## Directions for this task
Write the records out again, keeping each line exactly as it is.

-- START --

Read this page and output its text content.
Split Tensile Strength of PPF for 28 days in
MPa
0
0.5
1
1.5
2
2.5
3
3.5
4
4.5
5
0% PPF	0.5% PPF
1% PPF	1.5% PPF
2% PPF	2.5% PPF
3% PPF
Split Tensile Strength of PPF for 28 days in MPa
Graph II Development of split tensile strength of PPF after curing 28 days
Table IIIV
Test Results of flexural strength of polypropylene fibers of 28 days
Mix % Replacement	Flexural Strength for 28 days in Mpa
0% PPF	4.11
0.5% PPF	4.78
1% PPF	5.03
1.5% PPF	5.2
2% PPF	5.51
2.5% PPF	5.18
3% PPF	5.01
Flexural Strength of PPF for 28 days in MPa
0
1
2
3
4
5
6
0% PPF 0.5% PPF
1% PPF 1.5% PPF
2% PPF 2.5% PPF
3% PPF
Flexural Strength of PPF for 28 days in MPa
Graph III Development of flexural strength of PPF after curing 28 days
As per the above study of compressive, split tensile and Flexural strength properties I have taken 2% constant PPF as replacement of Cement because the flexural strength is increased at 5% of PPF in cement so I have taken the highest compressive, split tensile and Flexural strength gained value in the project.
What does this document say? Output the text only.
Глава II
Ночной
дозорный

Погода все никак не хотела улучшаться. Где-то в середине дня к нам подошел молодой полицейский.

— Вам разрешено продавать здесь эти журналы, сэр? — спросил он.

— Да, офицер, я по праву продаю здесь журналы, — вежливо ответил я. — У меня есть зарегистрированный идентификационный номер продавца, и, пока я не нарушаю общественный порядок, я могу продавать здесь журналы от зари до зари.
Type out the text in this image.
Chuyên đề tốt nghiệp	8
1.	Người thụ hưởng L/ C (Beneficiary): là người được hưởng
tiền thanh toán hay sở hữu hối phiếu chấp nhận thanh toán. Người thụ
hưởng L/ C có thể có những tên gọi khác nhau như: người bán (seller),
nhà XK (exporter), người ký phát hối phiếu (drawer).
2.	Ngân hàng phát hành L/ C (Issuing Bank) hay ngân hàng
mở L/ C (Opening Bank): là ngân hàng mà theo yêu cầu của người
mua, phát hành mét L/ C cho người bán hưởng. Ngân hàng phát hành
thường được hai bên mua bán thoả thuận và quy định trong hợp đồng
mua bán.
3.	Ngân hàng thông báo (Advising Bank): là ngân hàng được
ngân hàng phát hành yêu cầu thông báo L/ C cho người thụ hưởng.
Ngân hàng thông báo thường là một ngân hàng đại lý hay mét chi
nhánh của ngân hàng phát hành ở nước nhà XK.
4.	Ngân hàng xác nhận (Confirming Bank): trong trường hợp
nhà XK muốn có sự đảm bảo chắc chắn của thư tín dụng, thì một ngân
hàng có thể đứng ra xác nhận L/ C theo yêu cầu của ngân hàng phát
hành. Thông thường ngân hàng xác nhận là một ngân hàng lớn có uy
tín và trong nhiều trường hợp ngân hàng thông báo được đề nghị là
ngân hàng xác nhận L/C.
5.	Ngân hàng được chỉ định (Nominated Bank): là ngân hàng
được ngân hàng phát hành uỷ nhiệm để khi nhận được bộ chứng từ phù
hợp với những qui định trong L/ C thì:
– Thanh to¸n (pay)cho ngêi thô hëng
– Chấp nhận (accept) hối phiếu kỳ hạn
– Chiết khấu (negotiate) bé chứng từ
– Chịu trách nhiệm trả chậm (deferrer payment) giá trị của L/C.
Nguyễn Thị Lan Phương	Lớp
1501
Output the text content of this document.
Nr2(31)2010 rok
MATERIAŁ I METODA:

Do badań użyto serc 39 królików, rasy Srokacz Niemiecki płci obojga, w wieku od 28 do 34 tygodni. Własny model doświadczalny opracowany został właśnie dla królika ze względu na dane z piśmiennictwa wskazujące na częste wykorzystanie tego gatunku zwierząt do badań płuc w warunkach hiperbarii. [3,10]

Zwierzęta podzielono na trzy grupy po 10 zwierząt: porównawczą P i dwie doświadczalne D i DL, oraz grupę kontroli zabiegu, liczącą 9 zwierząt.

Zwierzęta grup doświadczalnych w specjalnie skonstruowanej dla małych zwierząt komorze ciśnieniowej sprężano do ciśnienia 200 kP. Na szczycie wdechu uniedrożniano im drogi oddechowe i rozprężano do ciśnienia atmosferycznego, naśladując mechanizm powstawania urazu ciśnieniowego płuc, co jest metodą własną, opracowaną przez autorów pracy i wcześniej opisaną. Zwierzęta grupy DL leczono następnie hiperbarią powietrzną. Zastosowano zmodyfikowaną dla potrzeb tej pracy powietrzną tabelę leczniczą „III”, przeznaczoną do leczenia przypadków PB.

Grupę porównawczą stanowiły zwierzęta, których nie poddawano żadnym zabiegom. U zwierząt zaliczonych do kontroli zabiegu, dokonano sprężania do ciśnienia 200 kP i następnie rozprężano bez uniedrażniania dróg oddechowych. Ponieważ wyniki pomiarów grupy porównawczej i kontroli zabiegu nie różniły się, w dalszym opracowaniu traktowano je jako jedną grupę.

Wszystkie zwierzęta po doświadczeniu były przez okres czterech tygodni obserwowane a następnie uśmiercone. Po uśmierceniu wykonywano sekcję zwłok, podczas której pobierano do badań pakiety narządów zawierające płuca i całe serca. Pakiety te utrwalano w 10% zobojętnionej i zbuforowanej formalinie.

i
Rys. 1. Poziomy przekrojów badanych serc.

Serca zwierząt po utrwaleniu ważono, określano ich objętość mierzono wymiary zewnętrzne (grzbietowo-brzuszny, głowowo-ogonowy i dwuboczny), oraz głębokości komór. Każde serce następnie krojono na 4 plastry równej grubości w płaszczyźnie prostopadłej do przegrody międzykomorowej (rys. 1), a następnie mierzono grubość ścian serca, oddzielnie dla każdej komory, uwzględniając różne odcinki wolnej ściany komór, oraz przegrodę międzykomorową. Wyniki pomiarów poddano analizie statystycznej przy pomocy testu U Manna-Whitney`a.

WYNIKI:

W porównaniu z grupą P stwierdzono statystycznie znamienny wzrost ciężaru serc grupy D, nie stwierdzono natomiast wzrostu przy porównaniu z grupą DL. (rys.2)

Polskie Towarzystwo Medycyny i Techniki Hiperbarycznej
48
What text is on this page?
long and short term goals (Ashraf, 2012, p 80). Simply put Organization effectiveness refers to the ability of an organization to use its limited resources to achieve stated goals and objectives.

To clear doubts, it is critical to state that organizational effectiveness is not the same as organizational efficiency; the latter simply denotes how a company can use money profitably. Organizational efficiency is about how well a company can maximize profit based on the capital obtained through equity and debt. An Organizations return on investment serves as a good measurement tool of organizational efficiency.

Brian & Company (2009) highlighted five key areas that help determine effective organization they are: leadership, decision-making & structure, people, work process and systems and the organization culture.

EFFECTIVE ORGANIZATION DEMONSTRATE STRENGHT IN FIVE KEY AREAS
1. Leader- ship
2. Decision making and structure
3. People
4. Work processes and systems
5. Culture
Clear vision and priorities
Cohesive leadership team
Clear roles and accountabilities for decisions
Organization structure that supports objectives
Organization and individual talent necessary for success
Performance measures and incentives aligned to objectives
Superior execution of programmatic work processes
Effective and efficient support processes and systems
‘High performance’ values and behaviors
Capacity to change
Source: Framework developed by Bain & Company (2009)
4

-- END --

## Final result
Read this page and output its text content.
Split Tensile Strength of PPF for 28 days in
MPa
0
0.5
1
1.5
2
2.5
3
3.5
4
4.5
5
0% PPF	0.5% PPF
1% PPF	1.5% PPF
2% PPF	2.5% PPF
3% PPF
Split Tensile Strength of PPF for 28 days in MPa
Graph II Development of split tensile strength of PPF after curing 28 days
Table IIIV
Test Results of flexural strength of polypropylene fibers of 28 days
Mix % Replacement	Flexural Strength for 28 days in Mpa
0% PPF	4.11
0.5% PPF	4.78
1% PPF	5.03
1.5% PPF	5.2
2% PPF	5.51
2.5% PPF	5.18
3% PPF	5.01
Flexural Strength of PPF for 28 days in MPa
0
1
2
3
4
5
6
0% PPF 0.5% PPF
1% PPF 1.5% PPF
2% PPF 2.5% PPF
3% PPF
Flexural Strength of PPF for 28 days in MPa
Graph III Development of flexural strength of PPF after curing 28 days
As per the above study of compressive, split tensile and Flexural strength properties I have taken 2% constant PPF as replacement of Cement because the flexural strength is increased at 5% of PPF in cement so I have taken the highest compressive, split tensile and Flexural strength gained value in the project.
What does this document say? Output the text only.
Глава II
Ночной
дозорный

Погода все никак не хотела улучшаться. Где-то в середине дня к нам подошел молодой полицейский.

— Вам разрешено продавать здесь эти журналы, сэр? — спросил он.

— Да, офицер, я по праву продаю здесь журналы, — вежливо ответил я. — У меня есть зарегистрированный идентификационный номер продавца, и, пока я не нарушаю общественный порядок, я могу продавать здесь журналы от зари до зари.
Type out the text in this image.
Chuyên đề tốt nghiệp	8
1.	Người thụ hưởng L/ C (Beneficiary): là người được hưởng
tiền thanh toán hay sở hữu hối phiếu chấp nhận thanh toán. Người thụ
hưởng L/ C có thể có những tên gọi khác nhau như: người bán (seller),
nhà XK (exporter), người ký phát hối phiếu (drawer).
2.	Ngân hàng phát hành L/ C (Issuing Bank) hay ngân hàng
mở L/ C (Opening Bank): là ngân hàng mà theo yêu cầu của người
mua, phát hành mét L/ C cho người bán hưởng. Ngân hàng phát hành
thường được hai bên mua bán thoả thuận và quy định trong hợp đồng
mua bán.
3.	Ngân hàng thông báo (Advising Bank): là ngân hàng được
ngân hàng phát hành yêu cầu thông báo L/ C cho người thụ hưởng.
Ngân hàng thông báo thường là một ngân hàng đại lý hay mét chi
nhánh của ngân hàng phát hành ở nước nhà XK.
4.	Ngân hàng xác nhận (Confirming Bank): trong trường hợp
nhà XK muốn có sự đảm bảo chắc chắn của thư tín dụng, thì một ngân
hàng có thể đứng ra xác nhận L/ C theo yêu cầu của ngân hàng phát
hành. Thông thường ngân hàng xác nhận là một ngân hàng lớn có uy
tín và trong nhiều trường hợp ngân hàng thông báo được đề nghị là
ngân hàng xác nhận L/C.
5.	Ngân hàng được chỉ định (Nominated Bank): là ngân hàng
được ngân hàng phát hành uỷ nhiệm để khi nhận được bộ chứng từ phù
hợp với những qui định trong L/ C thì:
– Thanh to¸n (pay)cho ngêi thô hëng
– Chấp nhận (accept) hối phiếu kỳ hạn
– Chiết khấu (negotiate) bé chứng từ
– Chịu trách nhiệm trả chậm (deferrer payment) giá trị của L/C.
Nguyễn Thị Lan Phương	Lớp
1501
Output the text content of this document.
Nr2(31)2010 rok
MATERIAŁ I METODA:

Do badań użyto serc 39 królików, rasy Srokacz Niemiecki płci obojga, w wieku od 28 do 34 tygodni. Własny model doświadczalny opracowany został właśnie dla królika ze względu na dane z piśmiennictwa wskazujące na częste wykorzystanie tego gatunku zwierząt do badań płuc w warunkach hiperbarii. [3,10]

Zwierzęta podzielono na trzy grupy po 10 zwierząt: porównawczą P i dwie doświadczalne D i DL, oraz grupę kontroli zabiegu, liczącą 9 zwierząt.

Zwierzęta grup doświadczalnych w specjalnie skonstruowanej dla małych zwierząt komorze ciśnieniowej sprężano do ciśnienia 200 kP. Na szczycie wdechu uniedrożniano im drogi oddechowe i rozprężano do ciśnienia atmosferycznego, naśladując mechanizm powstawania urazu ciśnieniowego płuc, co jest metodą własną, opracowaną przez autorów pracy i wcześniej opisaną. Zwierzęta grupy DL leczono następnie hiperbarią powietrzną. Zastosowano zmodyfikowaną dla potrzeb tej pracy powietrzną tabelę leczniczą „III”, przeznaczoną do leczenia przypadków PB.

Grupę porównawczą stanowiły zwierzęta, których nie poddawano żadnym zabiegom. U zwierząt zaliczonych do kontroli zabiegu, dokonano sprężania do ciśnienia 200 kP i następnie rozprężano bez uniedrażniania dróg oddechowych. Ponieważ wyniki pomiarów grupy porównawczej i kontroli zabiegu nie różniły się, w dalszym opracowaniu traktowano je jako jedną grupę.

Wszystkie zwierzęta po doświadczeniu były przez okres czterech tygodni obserwowane a następnie uśmiercone. Po uśmierceniu wykonywano sekcję zwłok, podczas której pobierano do badań pakiety narządów zawierające płuca i całe serca. Pakiety te utrwalano w 10% zobojętnionej i zbuforowanej formalinie.

i
Rys. 1. Poziomy przekrojów badanych serc.

Serca zwierząt po utrwaleniu ważono, określano ich objętość mierzono wymiary zewnętrzne (grzbietowo-brzuszny, głowowo-ogonowy i dwuboczny), oraz głębokości komór. Każde serce następnie krojono na 4 plastry równej grubości w płaszczyźnie prostopadłej do przegrody międzykomorowej (rys. 1), a następnie mierzono grubość ścian serca, oddzielnie dla każdej komory, uwzględniając różne odcinki wolnej ściany komór, oraz przegrodę międzykomorową. Wyniki pomiarów poddano analizie statystycznej przy pomocy testu U Manna-Whitney`a.

WYNIKI:

W porównaniu z grupą P stwierdzono statystycznie znamienny wzrost ciężaru serc grupy D, nie stwierdzono natomiast wzrostu przy porównaniu z grupą DL. (rys.2)

Polskie Towarzystwo Medycyny i Techniki Hiperbarycznej
48
What text is on this page?
long and short term goals (Ashraf, 2012, p 80). Simply put Organization effectiveness refers to the ability of an organization to use its limited resources to achieve stated goals and objectives.

To clear doubts, it is critical to state that organizational effectiveness is not the same as organizational efficiency; the latter simply denotes how a company can use money profitably. Organizational efficiency is about how well a company can maximize profit based on the capital obtained through equity and debt. An Organizations return on investment serves as a good measurement tool of organizational efficiency.

Brian & Company (2009) highlighted five key areas that help determine effective organization they are: leadership, decision-making & structure, people, work process and systems and the organization culture.

EFFECTIVE ORGANIZATION DEMONSTRATE STRENGHT IN FIVE KEY AREAS
1. Leader- ship
2. Decision making and structure
3. People
4. Work processes and systems
5. Culture
Clear vision and priorities
Cohesive leadership team
Clear roles and accountabilities for decisions
Organization structure that supports objectives
Organization and individual talent necessary for success
Performance measures and incentives aligned to objectives
Superior execution of programmatic work processes
Effective and efficient support processes and systems
‘High performance’ values and behaviors
Capacity to change
Source: Framework developed by Bain & Company (2009)
4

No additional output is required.